*Part of a data file*.

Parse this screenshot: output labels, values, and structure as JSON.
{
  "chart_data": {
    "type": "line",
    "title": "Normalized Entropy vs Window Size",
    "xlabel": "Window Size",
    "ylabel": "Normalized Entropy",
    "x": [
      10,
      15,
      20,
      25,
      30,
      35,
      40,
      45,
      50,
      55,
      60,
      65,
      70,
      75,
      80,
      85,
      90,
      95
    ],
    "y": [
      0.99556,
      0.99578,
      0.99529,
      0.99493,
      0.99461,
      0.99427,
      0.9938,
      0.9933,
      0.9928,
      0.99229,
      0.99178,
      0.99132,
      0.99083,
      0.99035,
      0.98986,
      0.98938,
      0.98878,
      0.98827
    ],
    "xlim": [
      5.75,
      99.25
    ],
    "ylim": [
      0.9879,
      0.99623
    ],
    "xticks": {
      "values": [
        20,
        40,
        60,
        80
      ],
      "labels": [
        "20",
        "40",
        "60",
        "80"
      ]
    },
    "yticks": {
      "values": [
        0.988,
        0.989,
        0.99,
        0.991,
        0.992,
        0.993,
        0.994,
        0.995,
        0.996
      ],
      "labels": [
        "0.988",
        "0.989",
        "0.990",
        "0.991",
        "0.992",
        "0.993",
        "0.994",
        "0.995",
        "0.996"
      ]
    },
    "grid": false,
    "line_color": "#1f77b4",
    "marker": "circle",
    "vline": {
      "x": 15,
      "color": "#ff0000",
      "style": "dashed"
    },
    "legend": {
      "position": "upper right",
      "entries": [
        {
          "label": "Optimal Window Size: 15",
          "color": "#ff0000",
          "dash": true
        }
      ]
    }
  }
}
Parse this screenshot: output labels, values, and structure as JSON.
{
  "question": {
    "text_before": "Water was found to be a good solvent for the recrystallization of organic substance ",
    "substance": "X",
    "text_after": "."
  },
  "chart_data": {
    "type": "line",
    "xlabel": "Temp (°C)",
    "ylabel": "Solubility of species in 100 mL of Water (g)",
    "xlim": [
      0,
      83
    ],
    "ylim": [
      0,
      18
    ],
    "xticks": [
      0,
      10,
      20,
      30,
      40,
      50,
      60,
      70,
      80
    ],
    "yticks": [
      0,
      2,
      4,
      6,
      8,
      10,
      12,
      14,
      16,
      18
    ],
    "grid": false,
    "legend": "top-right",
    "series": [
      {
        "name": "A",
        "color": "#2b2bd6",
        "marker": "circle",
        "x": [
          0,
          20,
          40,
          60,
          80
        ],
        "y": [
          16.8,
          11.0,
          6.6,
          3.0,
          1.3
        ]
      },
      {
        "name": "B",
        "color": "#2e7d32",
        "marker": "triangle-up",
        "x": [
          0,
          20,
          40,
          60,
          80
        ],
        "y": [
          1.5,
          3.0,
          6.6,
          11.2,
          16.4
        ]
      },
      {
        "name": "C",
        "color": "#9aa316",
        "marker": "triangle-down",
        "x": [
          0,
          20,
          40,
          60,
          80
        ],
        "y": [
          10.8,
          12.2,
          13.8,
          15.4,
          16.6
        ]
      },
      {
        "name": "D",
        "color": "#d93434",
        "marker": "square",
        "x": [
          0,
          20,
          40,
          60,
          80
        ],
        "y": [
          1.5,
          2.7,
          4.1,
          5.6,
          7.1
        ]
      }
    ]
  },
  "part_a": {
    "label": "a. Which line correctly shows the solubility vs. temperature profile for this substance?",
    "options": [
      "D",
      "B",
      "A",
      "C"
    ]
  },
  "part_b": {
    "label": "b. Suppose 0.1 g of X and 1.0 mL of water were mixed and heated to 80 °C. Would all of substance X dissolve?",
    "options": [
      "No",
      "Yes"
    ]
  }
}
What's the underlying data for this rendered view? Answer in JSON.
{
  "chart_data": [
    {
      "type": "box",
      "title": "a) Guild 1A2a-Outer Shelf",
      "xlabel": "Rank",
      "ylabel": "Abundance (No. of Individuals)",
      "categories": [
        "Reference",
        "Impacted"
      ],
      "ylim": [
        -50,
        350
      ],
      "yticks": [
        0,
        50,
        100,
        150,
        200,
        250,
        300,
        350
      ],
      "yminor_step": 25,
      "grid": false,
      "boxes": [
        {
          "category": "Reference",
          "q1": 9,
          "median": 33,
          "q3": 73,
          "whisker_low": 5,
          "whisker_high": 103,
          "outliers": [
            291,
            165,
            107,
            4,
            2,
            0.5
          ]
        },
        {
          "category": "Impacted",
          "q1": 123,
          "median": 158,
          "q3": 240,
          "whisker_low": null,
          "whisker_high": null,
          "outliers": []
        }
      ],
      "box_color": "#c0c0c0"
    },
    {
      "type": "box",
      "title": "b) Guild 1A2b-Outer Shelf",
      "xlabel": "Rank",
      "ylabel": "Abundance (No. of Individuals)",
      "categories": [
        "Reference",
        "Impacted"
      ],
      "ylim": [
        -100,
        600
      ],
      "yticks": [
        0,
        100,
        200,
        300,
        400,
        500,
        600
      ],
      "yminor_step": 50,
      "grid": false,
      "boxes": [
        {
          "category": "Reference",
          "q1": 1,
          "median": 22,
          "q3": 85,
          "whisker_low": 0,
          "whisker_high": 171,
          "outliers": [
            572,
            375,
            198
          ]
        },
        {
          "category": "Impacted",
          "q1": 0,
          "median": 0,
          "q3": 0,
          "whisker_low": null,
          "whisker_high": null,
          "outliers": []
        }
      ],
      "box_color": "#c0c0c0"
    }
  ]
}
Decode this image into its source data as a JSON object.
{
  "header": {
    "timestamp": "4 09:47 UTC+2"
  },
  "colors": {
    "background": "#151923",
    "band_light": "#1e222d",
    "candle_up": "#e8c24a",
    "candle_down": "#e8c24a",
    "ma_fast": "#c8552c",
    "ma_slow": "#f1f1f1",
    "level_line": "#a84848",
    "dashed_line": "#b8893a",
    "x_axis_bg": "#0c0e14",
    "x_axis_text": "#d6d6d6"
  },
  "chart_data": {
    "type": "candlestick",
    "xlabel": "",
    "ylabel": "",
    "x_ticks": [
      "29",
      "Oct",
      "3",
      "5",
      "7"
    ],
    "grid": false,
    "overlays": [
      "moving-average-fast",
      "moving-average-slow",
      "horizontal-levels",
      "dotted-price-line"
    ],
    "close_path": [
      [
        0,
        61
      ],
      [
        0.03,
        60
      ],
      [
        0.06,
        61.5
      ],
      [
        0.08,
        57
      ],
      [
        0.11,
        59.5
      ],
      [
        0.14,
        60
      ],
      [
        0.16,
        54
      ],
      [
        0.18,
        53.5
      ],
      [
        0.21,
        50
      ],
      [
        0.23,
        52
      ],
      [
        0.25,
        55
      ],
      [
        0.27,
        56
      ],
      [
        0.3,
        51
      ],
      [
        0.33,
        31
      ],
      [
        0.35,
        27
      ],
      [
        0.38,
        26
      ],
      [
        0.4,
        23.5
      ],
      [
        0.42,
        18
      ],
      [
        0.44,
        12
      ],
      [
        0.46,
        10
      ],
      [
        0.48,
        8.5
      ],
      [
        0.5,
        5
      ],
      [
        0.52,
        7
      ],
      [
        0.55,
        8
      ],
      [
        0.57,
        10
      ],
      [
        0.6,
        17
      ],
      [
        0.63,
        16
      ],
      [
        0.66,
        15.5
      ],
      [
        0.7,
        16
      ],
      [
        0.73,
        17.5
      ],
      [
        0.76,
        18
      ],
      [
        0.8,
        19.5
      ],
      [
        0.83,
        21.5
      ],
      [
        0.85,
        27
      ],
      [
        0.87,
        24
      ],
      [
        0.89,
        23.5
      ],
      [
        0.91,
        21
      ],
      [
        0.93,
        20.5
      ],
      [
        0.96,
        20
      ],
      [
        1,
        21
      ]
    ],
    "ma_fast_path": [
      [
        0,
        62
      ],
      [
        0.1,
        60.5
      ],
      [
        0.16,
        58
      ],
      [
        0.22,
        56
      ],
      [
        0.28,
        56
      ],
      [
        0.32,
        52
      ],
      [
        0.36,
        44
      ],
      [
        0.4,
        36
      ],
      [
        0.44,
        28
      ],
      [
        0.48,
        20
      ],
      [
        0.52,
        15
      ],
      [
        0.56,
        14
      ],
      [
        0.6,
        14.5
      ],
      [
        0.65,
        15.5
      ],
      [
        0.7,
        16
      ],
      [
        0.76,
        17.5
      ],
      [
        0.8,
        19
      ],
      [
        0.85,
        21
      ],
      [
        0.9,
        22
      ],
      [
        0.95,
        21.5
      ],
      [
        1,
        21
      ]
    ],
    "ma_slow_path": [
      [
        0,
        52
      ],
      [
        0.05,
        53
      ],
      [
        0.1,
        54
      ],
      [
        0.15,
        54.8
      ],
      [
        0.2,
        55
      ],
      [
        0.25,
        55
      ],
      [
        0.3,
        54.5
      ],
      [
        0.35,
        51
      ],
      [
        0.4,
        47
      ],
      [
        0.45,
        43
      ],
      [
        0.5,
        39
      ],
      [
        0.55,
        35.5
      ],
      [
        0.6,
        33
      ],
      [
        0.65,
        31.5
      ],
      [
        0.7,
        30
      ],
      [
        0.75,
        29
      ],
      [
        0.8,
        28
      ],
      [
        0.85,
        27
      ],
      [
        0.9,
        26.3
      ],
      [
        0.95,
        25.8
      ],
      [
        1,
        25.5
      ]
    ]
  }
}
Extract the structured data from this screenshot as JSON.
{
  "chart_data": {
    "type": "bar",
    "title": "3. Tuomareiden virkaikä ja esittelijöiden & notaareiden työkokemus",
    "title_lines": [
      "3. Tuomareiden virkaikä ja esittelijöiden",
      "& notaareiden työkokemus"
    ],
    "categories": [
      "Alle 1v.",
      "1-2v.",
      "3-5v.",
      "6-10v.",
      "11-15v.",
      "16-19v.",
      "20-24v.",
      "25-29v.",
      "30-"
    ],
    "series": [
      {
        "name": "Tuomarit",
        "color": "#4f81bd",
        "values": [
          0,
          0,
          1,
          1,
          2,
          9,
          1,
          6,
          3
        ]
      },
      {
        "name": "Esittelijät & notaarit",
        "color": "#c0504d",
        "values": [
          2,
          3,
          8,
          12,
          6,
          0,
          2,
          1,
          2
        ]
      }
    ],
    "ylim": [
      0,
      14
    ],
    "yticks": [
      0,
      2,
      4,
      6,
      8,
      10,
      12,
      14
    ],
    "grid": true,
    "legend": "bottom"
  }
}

*PROBLEM DETAILS*.
Reproduce exactly the lines from the one with "Extract the structured" through the end of the entries above, both ends included.

*WORKED ANSWER*.
Extract the structured data from this screenshot as JSON.
{
  "chart_data": {
    "type": "bar",
    "title": "3. Tuomareiden virkaikä ja esittelijöiden & notaareiden työkokemus",
    "title_lines": [
      "3. Tuomareiden virkaikä ja esittelijöiden",
      "& notaareiden työkokemus"
    ],
    "categories": [
      "Alle 1v.",
      "1-2v.",
      "3-5v.",
      "6-10v.",
      "11-15v.",
      "16-19v.",
      "20-24v.",
      "25-29v.",
      "30-"
    ],
    "series": [
      {
        "name": "Tuomarit",
        "color": "#4f81bd",
        "values": [
          0,
          0,
          1,
          1,
          2,
          9,
          1,
          6,
          3
        ]
      },
      {
        "name": "Esittelijät & notaarit",
        "color": "#c0504d",
        "values": [
          2,
          3,
          8,
          12,
          6,
          0,
          2,
          1,
          2
        ]
      }
    ],
    "ylim": [
      0,
      14
    ],
    "yticks": [
      0,
      2,
      4,
      6,
      8,
      10,
      12,
      14
    ],
    "grid": true,
    "legend": "bottom"
  }
}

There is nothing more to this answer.